- Records shown:
START

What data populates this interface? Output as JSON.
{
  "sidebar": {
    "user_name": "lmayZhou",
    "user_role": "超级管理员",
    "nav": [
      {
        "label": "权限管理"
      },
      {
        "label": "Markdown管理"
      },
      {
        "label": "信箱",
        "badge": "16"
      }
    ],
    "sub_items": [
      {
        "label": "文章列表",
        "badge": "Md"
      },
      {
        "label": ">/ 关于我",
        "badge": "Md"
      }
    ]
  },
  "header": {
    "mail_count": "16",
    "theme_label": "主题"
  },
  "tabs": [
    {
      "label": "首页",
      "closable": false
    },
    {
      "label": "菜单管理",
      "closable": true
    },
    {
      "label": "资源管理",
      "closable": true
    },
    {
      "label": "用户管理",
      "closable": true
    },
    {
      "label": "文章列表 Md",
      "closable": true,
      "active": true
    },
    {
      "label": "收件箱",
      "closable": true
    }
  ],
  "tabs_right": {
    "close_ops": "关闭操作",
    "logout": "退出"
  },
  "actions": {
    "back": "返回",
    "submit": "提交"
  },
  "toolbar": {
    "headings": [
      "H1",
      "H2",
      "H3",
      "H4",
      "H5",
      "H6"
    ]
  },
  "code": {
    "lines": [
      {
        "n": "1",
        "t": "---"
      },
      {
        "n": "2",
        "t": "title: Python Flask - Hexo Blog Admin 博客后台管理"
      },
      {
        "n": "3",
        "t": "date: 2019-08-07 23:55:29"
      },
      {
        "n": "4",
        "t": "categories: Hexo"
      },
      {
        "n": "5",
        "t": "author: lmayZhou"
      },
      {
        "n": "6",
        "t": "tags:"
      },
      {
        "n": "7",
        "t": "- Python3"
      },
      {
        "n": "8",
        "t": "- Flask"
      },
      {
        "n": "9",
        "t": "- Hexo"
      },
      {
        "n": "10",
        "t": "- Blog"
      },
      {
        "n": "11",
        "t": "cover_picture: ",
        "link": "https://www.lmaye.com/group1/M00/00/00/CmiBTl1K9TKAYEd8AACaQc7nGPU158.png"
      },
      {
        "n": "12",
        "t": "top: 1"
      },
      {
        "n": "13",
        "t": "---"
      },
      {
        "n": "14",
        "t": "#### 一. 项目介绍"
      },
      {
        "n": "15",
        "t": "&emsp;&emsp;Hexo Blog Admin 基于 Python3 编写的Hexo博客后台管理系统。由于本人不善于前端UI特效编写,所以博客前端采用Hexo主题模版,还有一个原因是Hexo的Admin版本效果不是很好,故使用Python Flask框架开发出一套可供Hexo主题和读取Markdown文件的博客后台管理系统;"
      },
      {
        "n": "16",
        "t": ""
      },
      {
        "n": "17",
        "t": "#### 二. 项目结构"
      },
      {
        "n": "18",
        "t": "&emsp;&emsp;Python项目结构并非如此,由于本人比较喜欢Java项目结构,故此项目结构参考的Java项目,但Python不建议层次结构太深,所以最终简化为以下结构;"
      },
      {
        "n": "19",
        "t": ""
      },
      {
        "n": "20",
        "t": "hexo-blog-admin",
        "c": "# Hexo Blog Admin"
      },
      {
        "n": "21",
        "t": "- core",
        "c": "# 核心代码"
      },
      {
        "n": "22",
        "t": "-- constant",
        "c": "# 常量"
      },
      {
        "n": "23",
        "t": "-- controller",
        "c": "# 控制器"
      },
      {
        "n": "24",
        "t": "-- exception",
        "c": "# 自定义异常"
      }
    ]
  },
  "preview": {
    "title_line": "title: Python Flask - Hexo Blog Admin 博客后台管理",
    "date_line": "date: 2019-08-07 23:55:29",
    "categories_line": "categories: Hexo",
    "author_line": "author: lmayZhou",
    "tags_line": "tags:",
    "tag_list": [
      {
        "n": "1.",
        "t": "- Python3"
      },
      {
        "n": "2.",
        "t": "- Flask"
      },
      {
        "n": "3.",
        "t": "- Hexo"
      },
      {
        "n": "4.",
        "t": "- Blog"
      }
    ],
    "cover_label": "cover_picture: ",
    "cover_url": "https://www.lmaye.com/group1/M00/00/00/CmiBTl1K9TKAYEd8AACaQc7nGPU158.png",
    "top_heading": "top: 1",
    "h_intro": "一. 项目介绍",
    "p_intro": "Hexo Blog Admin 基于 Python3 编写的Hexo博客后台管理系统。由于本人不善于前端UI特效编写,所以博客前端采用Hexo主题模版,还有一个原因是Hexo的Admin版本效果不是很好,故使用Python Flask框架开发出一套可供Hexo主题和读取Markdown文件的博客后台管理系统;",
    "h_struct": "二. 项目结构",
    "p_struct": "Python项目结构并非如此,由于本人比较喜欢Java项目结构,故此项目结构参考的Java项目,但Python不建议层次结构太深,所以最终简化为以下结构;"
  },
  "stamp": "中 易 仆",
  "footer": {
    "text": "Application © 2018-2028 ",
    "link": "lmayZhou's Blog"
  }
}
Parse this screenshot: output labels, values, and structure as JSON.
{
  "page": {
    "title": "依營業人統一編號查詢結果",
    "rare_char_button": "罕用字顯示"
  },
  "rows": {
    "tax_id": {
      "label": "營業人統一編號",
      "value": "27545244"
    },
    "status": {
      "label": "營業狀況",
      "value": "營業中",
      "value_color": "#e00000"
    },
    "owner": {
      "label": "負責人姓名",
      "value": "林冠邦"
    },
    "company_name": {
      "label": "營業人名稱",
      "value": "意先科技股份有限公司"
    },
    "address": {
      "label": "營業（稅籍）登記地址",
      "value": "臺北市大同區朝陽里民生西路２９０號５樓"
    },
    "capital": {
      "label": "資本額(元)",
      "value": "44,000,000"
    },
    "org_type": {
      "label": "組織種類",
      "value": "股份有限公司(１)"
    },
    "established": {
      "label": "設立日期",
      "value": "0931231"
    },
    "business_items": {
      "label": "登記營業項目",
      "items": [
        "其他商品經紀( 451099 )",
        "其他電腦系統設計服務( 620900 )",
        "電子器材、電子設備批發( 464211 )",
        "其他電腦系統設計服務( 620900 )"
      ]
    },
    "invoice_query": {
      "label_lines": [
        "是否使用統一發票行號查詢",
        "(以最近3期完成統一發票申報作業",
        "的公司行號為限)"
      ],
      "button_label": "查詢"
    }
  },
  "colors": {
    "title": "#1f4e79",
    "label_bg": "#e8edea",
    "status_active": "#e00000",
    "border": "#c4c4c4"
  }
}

END

- Exercise task:
Send back each record exactly as it stands.

- Answer to the task:
What data populates this interface? Output as JSON.
{
  "sidebar": {
    "user_name": "lmayZhou",
    "user_role": "超级管理员",
    "nav": [
      {
        "label": "权限管理"
      },
      {
        "label": "Markdown管理"
      },
      {
        "label": "信箱",
        "badge": "16"
      }
    ],
    "sub_items": [
      {
        "label": "文章列表",
        "badge": "Md"
      },
      {
        "label": ">/ 关于我",
        "badge": "Md"
      }
    ]
  },
  "header": {
    "mail_count": "16",
    "theme_label": "主题"
  },
  "tabs": [
    {
      "label": "首页",
      "closable": false
    },
    {
      "label": "菜单管理",
      "closable": true
    },
    {
      "label": "资源管理",
      "closable": true
    },
    {
      "label": "用户管理",
      "closable": true
    },
    {
      "label": "文章列表 Md",
      "closable": true,
      "active": true
    },
    {
      "label": "收件箱",
      "closable": true
    }
  ],
  "tabs_right": {
    "close_ops": "关闭操作",
    "logout": "退出"
  },
  "actions": {
    "back": "返回",
    "submit": "提交"
  },
  "toolbar": {
    "headings": [
      "H1",
      "H2",
      "H3",
      "H4",
      "H5",
      "H6"
    ]
  },
  "code": {
    "lines": [
      {
        "n": "1",
        "t": "---"
      },
      {
        "n": "2",
        "t": "title: Python Flask - Hexo Blog Admin 博客后台管理"
      },
      {
        "n": "3",
        "t": "date: 2019-08-07 23:55:29"
      },
      {
        "n": "4",
        "t": "categories: Hexo"
      },
      {
        "n": "5",
        "t": "author: lmayZhou"
      },
      {
        "n": "6",
        "t": "tags:"
      },
      {
        "n": "7",
        "t": "- Python3"
      },
      {
        "n": "8",
        "t": "- Flask"
      },
      {
        "n": "9",
        "t": "- Hexo"
      },
      {
        "n": "10",
        "t": "- Blog"
      },
      {
        "n": "11",
        "t": "cover_picture: ",
        "link": "https://www.lmaye.com/group1/M00/00/00/CmiBTl1K9TKAYEd8AACaQc7nGPU158.png"
      },
      {
        "n": "12",
        "t": "top: 1"
      },
      {
        "n": "13",
        "t": "---"
      },
      {
        "n": "14",
        "t": "#### 一. 项目介绍"
      },
      {
        "n": "15",
        "t": "&emsp;&emsp;Hexo Blog Admin 基于 Python3 编写的Hexo博客后台管理系统。由于本人不善于前端UI特效编写,所以博客前端采用Hexo主题模版,还有一个原因是Hexo的Admin版本效果不是很好,故使用Python Flask框架开发出一套可供Hexo主题和读取Markdown文件的博客后台管理系统;"
      },
      {
        "n": "16",
        "t": ""
      },
      {
        "n": "17",
        "t": "#### 二. 项目结构"
      },
      {
        "n": "18",
        "t": "&emsp;&emsp;Python项目结构并非如此,由于本人比较喜欢Java项目结构,故此项目结构参考的Java项目,但Python不建议层次结构太深,所以最终简化为以下结构;"
      },
      {
        "n": "19",
        "t": ""
      },
      {
        "n": "20",
        "t": "hexo-blog-admin",
        "c": "# Hexo Blog Admin"
      },
      {
        "n": "21",
        "t": "- core",
        "c": "# 核心代码"
      },
      {
        "n": "22",
        "t": "-- constant",
        "c": "# 常量"
      },
      {
        "n": "23",
        "t": "-- controller",
        "c": "# 控制器"
      },
      {
        "n": "24",
        "t": "-- exception",
        "c": "# 自定义异常"
      }
    ]
  },
  "preview": {
    "title_line": "title: Python Flask - Hexo Blog Admin 博客后台管理",
    "date_line": "date: 2019-08-07 23:55:29",
    "categories_line": "categories: Hexo",
    "author_line": "author: lmayZhou",
    "tags_line": "tags:",
    "tag_list": [
      {
        "n": "1.",
        "t": "- Python3"
      },
      {
        "n": "2.",
        "t": "- Flask"
      },
      {
        "n": "3.",
        "t": "- Hexo"
      },
      {
        "n": "4.",
        "t": "- Blog"
      }
    ],
    "cover_label": "cover_picture: ",
    "cover_url": "https://www.lmaye.com/group1/M00/00/00/CmiBTl1K9TKAYEd8AACaQc7nGPU158.png",
    "top_heading": "top: 1",
    "h_intro": "一. 项目介绍",
    "p_intro": "Hexo Blog Admin 基于 Python3 编写的Hexo博客后台管理系统。由于本人不善于前端UI特效编写,所以博客前端采用Hexo主题模版,还有一个原因是Hexo的Admin版本效果不是很好,故使用Python Flask框架开发出一套可供Hexo主题和读取Markdown文件的博客后台管理系统;",
    "h_struct": "二. 项目结构",
    "p_struct": "Python项目结构并非如此,由于本人比较喜欢Java项目结构,故此项目结构参考的Java项目,但Python不建议层次结构太深,所以最终简化为以下结构;"
  },
  "stamp": "中 易 仆",
  "footer": {
    "text": "Application © 2018-2028 ",
    "link": "lmayZhou's Blog"
  }
}
Parse this screenshot: output labels, values, and structure as JSON.
{
  "page": {
    "title": "依營業人統一編號查詢結果",
    "rare_char_button": "罕用字顯示"
  },
  "rows": {
    "tax_id": {
      "label": "營業人統一編號",
      "value": "27545244"
    },
    "status": {
      "label": "營業狀況",
      "value": "營業中",
      "value_color": "#e00000"
    },
    "owner": {
      "label": "負責人姓名",
      "value": "林冠邦"
    },
    "company_name": {
      "label": "營業人名稱",
      "value": "意先科技股份有限公司"
    },
    "address": {
      "label": "營業（稅籍）登記地址",
      "value": "臺北市大同區朝陽里民生西路２９０號５樓"
    },
    "capital": {
      "label": "資本額(元)",
      "value": "44,000,000"
    },
    "org_type": {
      "label": "組織種類",
      "value": "股份有限公司(１)"
    },
    "established": {
      "label": "設立日期",
      "value": "0931231"
    },
    "business_items": {
      "label": "登記營業項目",
      "items": [
        "其他商品經紀( 451099 )",
        "其他電腦系統設計服務( 620900 )",
        "電子器材、電子設備批發( 464211 )",
        "其他電腦系統設計服務( 620900 )"
      ]
    },
    "invoice_query": {
      "label_lines": [
        "是否使用統一發票行號查詢",
        "(以最近3期完成統一發票申報作業",
        "的公司行號為限)"
      ],
      "button_label": "查詢"
    }
  },
  "colors": {
    "title": "#1f4e79",
    "label_bg": "#e8edea",
    "status_active": "#e00000",
    "border": "#c4c4c4"
  }
}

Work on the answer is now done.